Collected data
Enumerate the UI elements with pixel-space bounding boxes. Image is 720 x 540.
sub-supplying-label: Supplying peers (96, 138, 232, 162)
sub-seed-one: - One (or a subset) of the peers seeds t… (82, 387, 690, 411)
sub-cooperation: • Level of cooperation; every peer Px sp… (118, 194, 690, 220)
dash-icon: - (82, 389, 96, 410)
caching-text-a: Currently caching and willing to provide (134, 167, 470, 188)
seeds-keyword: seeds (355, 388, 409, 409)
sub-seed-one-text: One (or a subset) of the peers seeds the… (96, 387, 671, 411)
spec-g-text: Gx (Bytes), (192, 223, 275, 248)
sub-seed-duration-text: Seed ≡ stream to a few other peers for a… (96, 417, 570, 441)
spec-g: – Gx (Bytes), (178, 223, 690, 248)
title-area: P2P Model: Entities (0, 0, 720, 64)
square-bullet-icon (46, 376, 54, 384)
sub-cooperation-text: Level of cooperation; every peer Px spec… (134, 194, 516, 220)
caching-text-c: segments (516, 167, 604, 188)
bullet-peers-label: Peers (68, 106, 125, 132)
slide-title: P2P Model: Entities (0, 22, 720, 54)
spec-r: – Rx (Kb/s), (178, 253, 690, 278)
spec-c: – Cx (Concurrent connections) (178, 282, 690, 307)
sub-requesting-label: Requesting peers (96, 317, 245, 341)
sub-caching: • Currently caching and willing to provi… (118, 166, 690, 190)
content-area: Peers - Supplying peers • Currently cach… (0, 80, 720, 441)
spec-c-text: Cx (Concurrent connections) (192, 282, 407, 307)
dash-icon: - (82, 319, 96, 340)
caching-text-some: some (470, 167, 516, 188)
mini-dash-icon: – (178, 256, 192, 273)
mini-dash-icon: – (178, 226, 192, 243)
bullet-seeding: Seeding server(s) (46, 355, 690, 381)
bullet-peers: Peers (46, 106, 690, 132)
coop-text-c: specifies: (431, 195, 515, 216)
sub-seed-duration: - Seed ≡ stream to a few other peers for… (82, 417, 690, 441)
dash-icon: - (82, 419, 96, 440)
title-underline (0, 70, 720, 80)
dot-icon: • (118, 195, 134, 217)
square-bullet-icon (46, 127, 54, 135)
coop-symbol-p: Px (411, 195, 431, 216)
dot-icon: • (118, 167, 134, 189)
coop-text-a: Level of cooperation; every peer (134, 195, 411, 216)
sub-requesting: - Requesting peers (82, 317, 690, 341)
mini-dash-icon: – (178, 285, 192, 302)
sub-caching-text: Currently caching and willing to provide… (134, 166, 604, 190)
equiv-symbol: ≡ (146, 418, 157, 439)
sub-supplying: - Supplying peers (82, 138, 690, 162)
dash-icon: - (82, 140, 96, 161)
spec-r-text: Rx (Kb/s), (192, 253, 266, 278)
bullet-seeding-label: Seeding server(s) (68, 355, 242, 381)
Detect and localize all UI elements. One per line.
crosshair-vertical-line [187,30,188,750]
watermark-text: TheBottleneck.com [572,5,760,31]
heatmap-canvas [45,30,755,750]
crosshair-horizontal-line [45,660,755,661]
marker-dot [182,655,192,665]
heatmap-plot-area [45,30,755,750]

> **What is required**
Rewrite the items from the first line through the line containing "sub-caching: • Currently", replacing "seeds" with "feeds" and keeping everything else the same.

> **Task response**
Enumerate the UI elements with pixel-space bounding boxes. Image is 720 x 540.
sub-supplying-label: Supplying peers (96, 138, 232, 162)
sub-seed-one: - One (or a subset) of the peers feeds t… (82, 387, 690, 411)
sub-cooperation: • Level of cooperation; every peer Px sp… (118, 194, 690, 220)
dash-icon: - (82, 389, 96, 410)
caching-text-a: Currently caching and willing to provide (134, 167, 470, 188)
feeds-keyword: feeds (355, 388, 409, 409)
sub-seed-one-text: One (or a subset) of the peers feeds the… (96, 387, 671, 411)
spec-g-text: Gx (Bytes), (192, 223, 275, 248)
sub-seed-duration-text: Seed ≡ stream to a few other peers for a… (96, 417, 570, 441)
spec-g: – Gx (Bytes), (178, 223, 690, 248)
title-area: P2P Model: Entities (0, 0, 720, 64)
square-bullet-icon (46, 376, 54, 384)
sub-cooperation-text: Level of cooperation; every peer Px spec… (134, 194, 516, 220)
caching-text-c: segments (516, 167, 604, 188)
bullet-peers-label: Peers (68, 106, 125, 132)
slide-title: P2P Model: Entities (0, 22, 720, 54)
spec-r: – Rx (Kb/s), (178, 253, 690, 278)
spec-c: – Cx (Concurrent connections) (178, 282, 690, 307)
sub-requesting-label: Requesting peers (96, 317, 245, 341)
sub-caching: • Currently caching and willing to provi… (118, 166, 690, 190)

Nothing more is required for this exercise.